YOUR GOAL
Find the number of lines in these records where the word "protein" appears. Reply with that number and nothing more.

[Items from a figure collection]
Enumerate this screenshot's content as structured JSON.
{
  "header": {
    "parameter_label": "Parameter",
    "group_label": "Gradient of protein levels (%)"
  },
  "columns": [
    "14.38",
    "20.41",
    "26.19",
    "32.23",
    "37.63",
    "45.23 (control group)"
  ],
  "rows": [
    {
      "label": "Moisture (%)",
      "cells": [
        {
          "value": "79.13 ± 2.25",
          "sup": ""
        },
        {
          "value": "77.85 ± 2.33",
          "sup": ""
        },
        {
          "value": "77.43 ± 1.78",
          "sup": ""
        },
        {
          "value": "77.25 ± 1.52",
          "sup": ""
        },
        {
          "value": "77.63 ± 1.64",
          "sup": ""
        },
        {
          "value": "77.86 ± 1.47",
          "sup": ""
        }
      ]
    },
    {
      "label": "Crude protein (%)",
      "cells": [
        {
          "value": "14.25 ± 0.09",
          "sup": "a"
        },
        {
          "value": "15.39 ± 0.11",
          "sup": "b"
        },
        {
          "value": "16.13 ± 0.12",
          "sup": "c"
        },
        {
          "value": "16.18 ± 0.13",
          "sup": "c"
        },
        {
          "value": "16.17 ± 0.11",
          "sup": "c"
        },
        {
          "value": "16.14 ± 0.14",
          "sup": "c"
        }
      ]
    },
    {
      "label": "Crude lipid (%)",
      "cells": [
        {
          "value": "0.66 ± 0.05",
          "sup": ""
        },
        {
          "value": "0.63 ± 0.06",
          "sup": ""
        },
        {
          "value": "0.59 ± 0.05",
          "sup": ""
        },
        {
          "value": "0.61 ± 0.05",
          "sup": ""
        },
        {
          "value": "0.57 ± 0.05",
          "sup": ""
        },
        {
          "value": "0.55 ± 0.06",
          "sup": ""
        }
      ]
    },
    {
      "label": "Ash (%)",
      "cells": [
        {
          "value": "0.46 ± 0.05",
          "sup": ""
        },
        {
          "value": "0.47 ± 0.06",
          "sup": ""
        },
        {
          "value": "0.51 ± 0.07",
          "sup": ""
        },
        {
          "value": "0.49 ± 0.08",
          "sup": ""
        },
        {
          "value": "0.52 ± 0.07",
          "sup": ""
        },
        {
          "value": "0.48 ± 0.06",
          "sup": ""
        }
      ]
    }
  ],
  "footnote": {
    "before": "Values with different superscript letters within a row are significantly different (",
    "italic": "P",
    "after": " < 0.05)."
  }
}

ANSWER FOR THIS EXERCISE
2